* BEGIN RECORDS SHOWN *

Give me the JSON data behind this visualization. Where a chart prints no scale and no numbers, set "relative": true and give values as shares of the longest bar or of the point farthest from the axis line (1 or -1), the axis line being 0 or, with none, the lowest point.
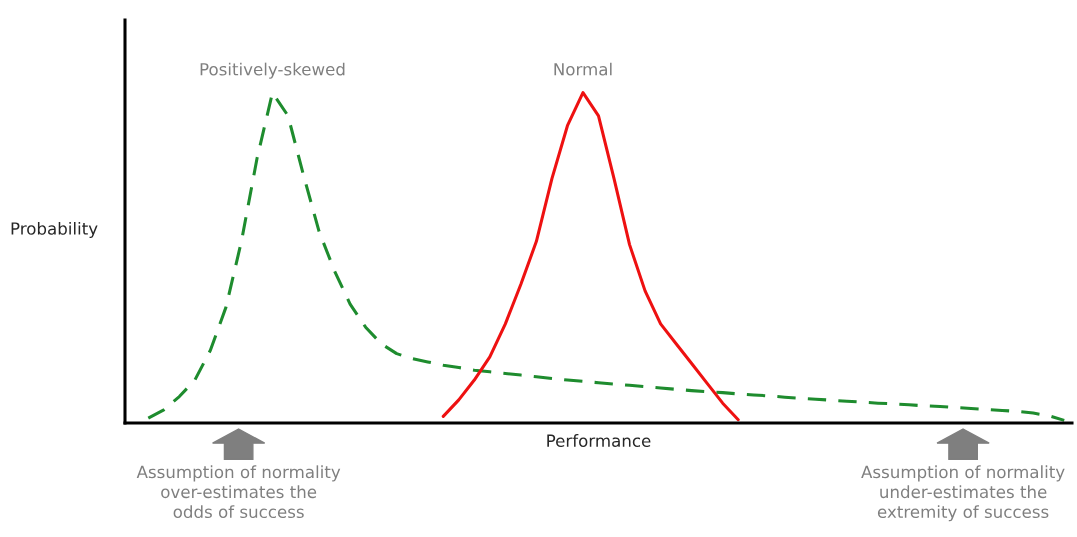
{
  "chart_data": {
    "type": "line",
    "relative": true,
    "xlabel": "Performance",
    "ylabel": "Probability",
    "categories": [
      null,
      null,
      null,
      null,
      null,
      null,
      null,
      null,
      null,
      null,
      null,
      null,
      null,
      null,
      null,
      null,
      null,
      null,
      null,
      null,
      null,
      null,
      null,
      null,
      null,
      null,
      null,
      null,
      null,
      null,
      null,
      null,
      null,
      null,
      null,
      null,
      null,
      null,
      null,
      null,
      null,
      null,
      null,
      null,
      null,
      null,
      null,
      null,
      null,
      null,
      null,
      null,
      null,
      null,
      null,
      null,
      null,
      null,
      null,
      null,
      null
    ],
    "series": [
      {
        "name": "Positively-skewed",
        "color": "#1e8c2e",
        "line_style": "dashed",
        "values": [
          null,
          0.015,
          0.04,
          0.08,
          0.13,
          0.22,
          0.35,
          0.55,
          0.8,
          1.0,
          0.93,
          0.75,
          0.58,
          0.46,
          0.36,
          0.29,
          0.24,
          0.21,
          0.195,
          0.185,
          0.175,
          0.168,
          0.16,
          0.155,
          0.15,
          0.145,
          0.14,
          0.135,
          0.13,
          0.126,
          0.122,
          0.118,
          0.114,
          0.11,
          0.106,
          0.102,
          0.098,
          0.095,
          0.092,
          0.088,
          0.085,
          0.082,
          0.078,
          0.075,
          0.072,
          0.069,
          0.066,
          0.063,
          0.06,
          0.058,
          0.055,
          0.052,
          0.05,
          0.047,
          0.044,
          0.041,
          0.038,
          0.035,
          0.03,
          0.022,
          0.008
        ]
      },
      {
        "name": "Normal",
        "color": "#ee1111",
        "line_style": "solid",
        "values": [
          null,
          null,
          null,
          null,
          null,
          null,
          null,
          null,
          null,
          null,
          null,
          null,
          null,
          null,
          null,
          null,
          null,
          null,
          null,
          null,
          0.02,
          0.07,
          0.13,
          0.2,
          0.3,
          0.42,
          0.55,
          0.74,
          0.9,
          1.0,
          0.93,
          0.74,
          0.54,
          0.4,
          0.3,
          0.24,
          0.18,
          0.12,
          0.06,
          0.01,
          null,
          null,
          null,
          null,
          null,
          null,
          null,
          null,
          null,
          null,
          null,
          null,
          null,
          null,
          null,
          null,
          null,
          null,
          null,
          null,
          null
        ]
      }
    ],
    "annotations": [
      "Assumption of normality\nover-estimates the\nodds of success",
      "Assumption of normality\nunder-estimates the\nextremity of success"
    ],
    "legend": false,
    "tick_labels": false
  }
}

* END RECORDS SHOWN *

• **OBJECTIVE**
In the listing above, locate each line with "relative" and copy it.

• **EXERCISE RESULT**
Give me the JSON data behind this visualization. Where a chart prints no scale and no numbers, set "relative": true and give values as shares of the longest bar or of the point farthest from the axis line (1 or -1), the axis line being 0 or, with none, the lowest point.
    "relative": true,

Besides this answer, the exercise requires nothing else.